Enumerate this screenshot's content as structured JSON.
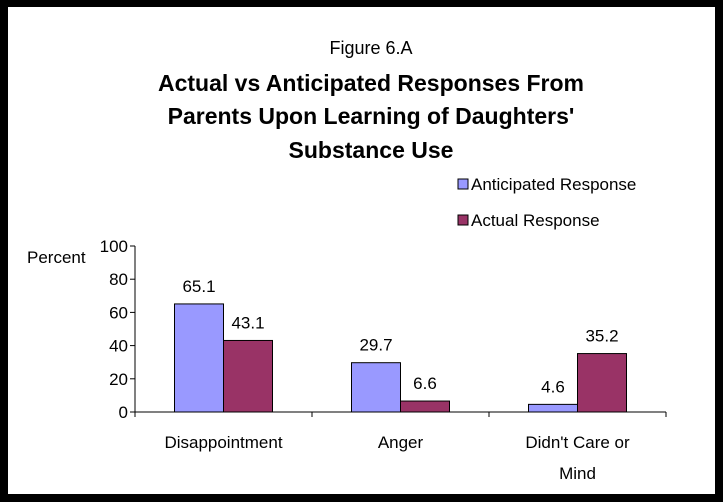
{
  "chart_data": {
    "type": "bar",
    "figure_label": "Figure 6.A",
    "title_lines": [
      "Actual vs Anticipated Responses From",
      "Parents Upon Learning of Daughters'",
      "Substance Use"
    ],
    "ylabel": "Percent",
    "ylim": [
      0,
      100
    ],
    "yticks": [
      "0",
      "20",
      "40",
      "60",
      "80",
      "100"
    ],
    "categories": [
      [
        "Disappointment"
      ],
      [
        "Anger"
      ],
      [
        "Didn't Care or",
        "Mind"
      ]
    ],
    "series": [
      {
        "name": "Anticipated Response",
        "color": "#9999ff",
        "values": [
          65.1,
          29.7,
          4.6
        ],
        "labels": [
          "65.1",
          "29.7",
          "4.6"
        ]
      },
      {
        "name": "Actual Response",
        "color": "#993366",
        "values": [
          43.1,
          6.6,
          35.2
        ],
        "labels": [
          "43.1",
          "6.6",
          "35.2"
        ]
      }
    ],
    "legend_position": "top-right",
    "grid": false
  }
}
════════════════
Task prompt:
Every entry must be reproduced exactly, with the images left out.

The reply:
Enumerate this screenshot's content as structured JSON.
{
  "chart_data": {
    "type": "bar",
    "figure_label": "Figure 6.A",
    "title_lines": [
      "Actual vs Anticipated Responses From",
      "Parents Upon Learning of Daughters'",
      "Substance Use"
    ],
    "ylabel": "Percent",
    "ylim": [
      0,
      100
    ],
    "yticks": [
      "0",
      "20",
      "40",
      "60",
      "80",
      "100"
    ],
    "categories": [
      [
        "Disappointment"
      ],
      [
        "Anger"
      ],
      [
        "Didn't Care or",
        "Mind"
      ]
    ],
    "series": [
      {
        "name": "Anticipated Response",
        "color": "#9999ff",
        "values": [
          65.1,
          29.7,
          4.6
        ],
        "labels": [
          "65.1",
          "29.7",
          "4.6"
        ]
      },
      {
        "name": "Actual Response",
        "color": "#993366",
        "values": [
          43.1,
          6.6,
          35.2
        ],
        "labels": [
          "43.1",
          "6.6",
          "35.2"
        ]
      }
    ],
    "legend_position": "top-right",
    "grid": false
  }
}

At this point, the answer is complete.